= Data provided =
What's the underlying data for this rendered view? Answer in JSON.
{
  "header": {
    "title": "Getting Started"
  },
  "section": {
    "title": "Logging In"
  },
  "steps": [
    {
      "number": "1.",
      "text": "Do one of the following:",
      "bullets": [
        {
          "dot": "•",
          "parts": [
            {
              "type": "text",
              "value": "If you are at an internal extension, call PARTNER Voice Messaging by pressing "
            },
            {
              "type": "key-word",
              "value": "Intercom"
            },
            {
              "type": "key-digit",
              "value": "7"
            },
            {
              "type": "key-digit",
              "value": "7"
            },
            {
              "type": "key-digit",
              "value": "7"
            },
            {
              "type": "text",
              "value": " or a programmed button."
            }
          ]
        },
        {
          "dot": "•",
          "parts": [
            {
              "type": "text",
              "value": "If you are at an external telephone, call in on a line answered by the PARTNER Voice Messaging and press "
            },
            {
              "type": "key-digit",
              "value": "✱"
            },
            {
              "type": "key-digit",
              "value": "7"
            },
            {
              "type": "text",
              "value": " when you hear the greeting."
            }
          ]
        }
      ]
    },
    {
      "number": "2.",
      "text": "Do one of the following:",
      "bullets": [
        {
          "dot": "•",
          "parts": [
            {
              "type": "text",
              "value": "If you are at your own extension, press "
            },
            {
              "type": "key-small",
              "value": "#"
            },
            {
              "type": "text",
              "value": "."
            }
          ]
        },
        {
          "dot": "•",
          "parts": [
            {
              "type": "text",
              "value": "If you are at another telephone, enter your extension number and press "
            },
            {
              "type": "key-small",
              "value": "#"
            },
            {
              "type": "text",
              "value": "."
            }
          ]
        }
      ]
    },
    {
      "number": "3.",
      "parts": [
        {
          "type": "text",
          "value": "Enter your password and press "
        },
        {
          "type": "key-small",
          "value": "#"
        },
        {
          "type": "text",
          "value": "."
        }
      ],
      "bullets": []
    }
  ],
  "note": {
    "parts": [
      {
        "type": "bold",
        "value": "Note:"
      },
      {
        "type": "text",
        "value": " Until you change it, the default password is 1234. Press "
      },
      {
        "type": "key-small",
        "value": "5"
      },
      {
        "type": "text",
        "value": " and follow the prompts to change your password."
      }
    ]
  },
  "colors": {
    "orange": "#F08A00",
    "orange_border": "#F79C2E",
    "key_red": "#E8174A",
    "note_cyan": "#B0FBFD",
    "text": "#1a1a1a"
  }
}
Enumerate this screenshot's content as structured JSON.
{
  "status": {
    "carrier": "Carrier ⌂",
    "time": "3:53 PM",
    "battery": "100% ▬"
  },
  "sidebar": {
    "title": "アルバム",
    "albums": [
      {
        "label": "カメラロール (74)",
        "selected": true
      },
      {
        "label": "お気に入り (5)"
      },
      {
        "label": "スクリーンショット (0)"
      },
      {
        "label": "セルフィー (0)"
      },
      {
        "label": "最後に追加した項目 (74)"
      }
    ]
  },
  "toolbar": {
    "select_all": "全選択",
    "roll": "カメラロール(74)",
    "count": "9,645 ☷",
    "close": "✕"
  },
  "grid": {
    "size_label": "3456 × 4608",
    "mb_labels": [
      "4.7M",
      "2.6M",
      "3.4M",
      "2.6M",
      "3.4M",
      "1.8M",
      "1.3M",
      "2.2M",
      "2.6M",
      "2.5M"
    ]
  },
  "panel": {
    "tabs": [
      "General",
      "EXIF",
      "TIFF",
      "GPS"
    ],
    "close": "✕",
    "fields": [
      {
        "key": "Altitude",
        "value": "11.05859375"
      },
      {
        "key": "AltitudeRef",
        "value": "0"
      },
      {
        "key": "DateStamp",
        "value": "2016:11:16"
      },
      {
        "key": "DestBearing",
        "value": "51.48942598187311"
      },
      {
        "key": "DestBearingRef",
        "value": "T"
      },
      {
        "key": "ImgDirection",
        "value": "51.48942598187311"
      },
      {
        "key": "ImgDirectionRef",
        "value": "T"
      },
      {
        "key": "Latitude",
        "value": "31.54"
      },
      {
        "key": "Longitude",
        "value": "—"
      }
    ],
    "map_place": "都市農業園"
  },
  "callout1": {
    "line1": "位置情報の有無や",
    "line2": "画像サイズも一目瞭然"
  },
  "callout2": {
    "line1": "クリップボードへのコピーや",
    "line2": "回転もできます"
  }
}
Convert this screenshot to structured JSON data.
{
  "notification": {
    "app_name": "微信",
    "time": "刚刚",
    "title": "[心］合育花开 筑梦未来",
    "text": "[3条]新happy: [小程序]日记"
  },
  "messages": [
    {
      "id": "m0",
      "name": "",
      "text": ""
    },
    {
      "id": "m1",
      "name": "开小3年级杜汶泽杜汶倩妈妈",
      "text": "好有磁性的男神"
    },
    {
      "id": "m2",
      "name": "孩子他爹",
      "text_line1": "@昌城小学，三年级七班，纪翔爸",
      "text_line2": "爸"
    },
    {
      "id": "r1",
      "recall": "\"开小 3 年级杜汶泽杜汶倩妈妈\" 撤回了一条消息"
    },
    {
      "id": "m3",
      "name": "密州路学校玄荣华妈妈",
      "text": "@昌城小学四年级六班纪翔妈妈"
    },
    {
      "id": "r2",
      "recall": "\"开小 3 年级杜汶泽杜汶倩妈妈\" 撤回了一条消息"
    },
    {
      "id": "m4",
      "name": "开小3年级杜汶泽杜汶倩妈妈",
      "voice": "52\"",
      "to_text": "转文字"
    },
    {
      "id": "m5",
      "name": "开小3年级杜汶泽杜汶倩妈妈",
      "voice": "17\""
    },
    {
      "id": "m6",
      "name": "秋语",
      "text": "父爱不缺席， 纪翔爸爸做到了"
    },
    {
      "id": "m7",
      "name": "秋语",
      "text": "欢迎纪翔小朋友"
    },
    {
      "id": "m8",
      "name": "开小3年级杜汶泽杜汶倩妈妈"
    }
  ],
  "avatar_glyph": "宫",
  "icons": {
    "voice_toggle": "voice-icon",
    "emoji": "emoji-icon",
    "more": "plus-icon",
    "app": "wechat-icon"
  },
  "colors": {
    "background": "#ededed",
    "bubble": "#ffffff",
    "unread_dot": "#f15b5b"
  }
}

= Given exercise =
Output every entry shown above, exactly.

= Response for this exercise =
What's the underlying data for this rendered view? Answer in JSON.
{
  "header": {
    "title": "Getting Started"
  },
  "section": {
    "title": "Logging In"
  },
  "steps": [
    {
      "number": "1.",
      "text": "Do one of the following:",
      "bullets": [
        {
          "dot": "•",
          "parts": [
            {
              "type": "text",
              "value": "If you are at an internal extension, call PARTNER Voice Messaging by pressing "
            },
            {
              "type": "key-word",
              "value": "Intercom"
            },
            {
              "type": "key-digit",
              "value": "7"
            },
            {
              "type": "key-digit",
              "value": "7"
            },
            {
              "type": "key-digit",
              "value": "7"
            },
            {
              "type": "text",
              "value": " or a programmed button."
            }
          ]
        },
        {
          "dot": "•",
          "parts": [
            {
              "type": "text",
              "value": "If you are at an external telephone, call in on a line answered by the PARTNER Voice Messaging and press "
            },
            {
              "type": "key-digit",
              "value": "✱"
            },
            {
              "type": "key-digit",
              "value": "7"
            },
            {
              "type": "text",
              "value": " when you hear the greeting."
            }
          ]
        }
      ]
    },
    {
      "number": "2.",
      "text": "Do one of the following:",
      "bullets": [
        {
          "dot": "•",
          "parts": [
            {
              "type": "text",
              "value": "If you are at your own extension, press "
            },
            {
              "type": "key-small",
              "value": "#"
            },
            {
              "type": "text",
              "value": "."
            }
          ]
        },
        {
          "dot": "•",
          "parts": [
            {
              "type": "text",
              "value": "If you are at another telephone, enter your extension number and press "
            },
            {
              "type": "key-small",
              "value": "#"
            },
            {
              "type": "text",
              "value": "."
            }
          ]
        }
      ]
    },
    {
      "number": "3.",
      "parts": [
        {
          "type": "text",
          "value": "Enter your password and press "
        },
        {
          "type": "key-small",
          "value": "#"
        },
        {
          "type": "text",
          "value": "."
        }
      ],
      "bullets": []
    }
  ],
  "note": {
    "parts": [
      {
        "type": "bold",
        "value": "Note:"
      },
      {
        "type": "text",
        "value": " Until you change it, the default password is 1234. Press "
      },
      {
        "type": "key-small",
        "value": "5"
      },
      {
        "type": "text",
        "value": " and follow the prompts to change your password."
      }
    ]
  },
  "colors": {
    "orange": "#F08A00",
    "orange_border": "#F79C2E",
    "key_red": "#E8174A",
    "note_cyan": "#B0FBFD",
    "text": "#1a1a1a"
  }
}
Enumerate this screenshot's content as structured JSON.
{
  "status": {
    "carrier": "Carrier ⌂",
    "time": "3:53 PM",
    "battery": "100% ▬"
  },
  "sidebar": {
    "title": "アルバム",
    "albums": [
      {
        "label": "カメラロール (74)",
        "selected": true
      },
      {
        "label": "お気に入り (5)"
      },
      {
        "label": "スクリーンショット (0)"
      },
      {
        "label": "セルフィー (0)"
      },
      {
        "label": "最後に追加した項目 (74)"
      }
    ]
  },
  "toolbar": {
    "select_all": "全選択",
    "roll": "カメラロール(74)",
    "count": "9,645 ☷",
    "close": "✕"
  },
  "grid": {
    "size_label": "3456 × 4608",
    "mb_labels": [
      "4.7M",
      "2.6M",
      "3.4M",
      "2.6M",
      "3.4M",
      "1.8M",
      "1.3M",
      "2.2M",
      "2.6M",
      "2.5M"
    ]
  },
  "panel": {
    "tabs": [
      "General",
      "EXIF",
      "TIFF",
      "GPS"
    ],
    "close": "✕",
    "fields": [
      {
        "key": "Altitude",
        "value": "11.05859375"
      },
      {
        "key": "AltitudeRef",
        "value": "0"
      },
      {
        "key": "DateStamp",
        "value": "2016:11:16"
      },
      {
        "key": "DestBearing",
        "value": "51.48942598187311"
      },
      {
        "key": "DestBearingRef",
        "value": "T"
      },
      {
        "key": "ImgDirection",
        "value": "51.48942598187311"
      },
      {
        "key": "ImgDirectionRef",
        "value": "T"
      },
      {
        "key": "Latitude",
        "value": "31.54"
      },
      {
        "key": "Longitude",
        "value": "—"
      }
    ],
    "map_place": "都市農業園"
  },
  "callout1": {
    "line1": "位置情報の有無や",
    "line2": "画像サイズも一目瞭然"
  },
  "callout2": {
    "line1": "クリップボードへのコピーや",
    "line2": "回転もできます"
  }
}
Convert this screenshot to structured JSON data.
{
  "notification": {
    "app_name": "微信",
    "time": "刚刚",
    "title": "[心］合育花开 筑梦未来",
    "text": "[3条]新happy: [小程序]日记"
  },
  "messages": [
    {
      "id": "m0",
      "name": "",
      "text": ""
    },
    {
      "id": "m1",
      "name": "开小3年级杜汶泽杜汶倩妈妈",
      "text": "好有磁性的男神"
    },
    {
      "id": "m2",
      "name": "孩子他爹",
      "text_line1": "@昌城小学，三年级七班，纪翔爸",
      "text_line2": "爸"
    },
    {
      "id": "r1",
      "recall": "\"开小 3 年级杜汶泽杜汶倩妈妈\" 撤回了一条消息"
    },
    {
      "id": "m3",
      "name": "密州路学校玄荣华妈妈",
      "text": "@昌城小学四年级六班纪翔妈妈"
    },
    {
      "id": "r2",
      "recall": "\"开小 3 年级杜汶泽杜汶倩妈妈\" 撤回了一条消息"
    },
    {
      "id": "m4",
      "name": "开小3年级杜汶泽杜汶倩妈妈",
      "voice": "52\"",
      "to_text": "转文字"
    },
    {
      "id": "m5",
      "name": "开小3年级杜汶泽杜汶倩妈妈",
      "voice": "17\""
    },
    {
      "id": "m6",
      "name": "秋语",
      "text": "父爱不缺席， 纪翔爸爸做到了"
    },
    {
      "id": "m7",
      "name": "秋语",
      "text": "欢迎纪翔小朋友"
    },
    {
      "id": "m8",
      "name": "开小3年级杜汶泽杜汶倩妈妈"
    }
  ],
  "avatar_glyph": "宫",
  "icons": {
    "voice_toggle": "voice-icon",
    "emoji": "emoji-icon",
    "more": "plus-icon",
    "app": "wechat-icon"
  },
  "colors": {
    "background": "#ededed",
    "bubble": "#ffffff",
    "unread_dot": "#f15b5b"
  }
}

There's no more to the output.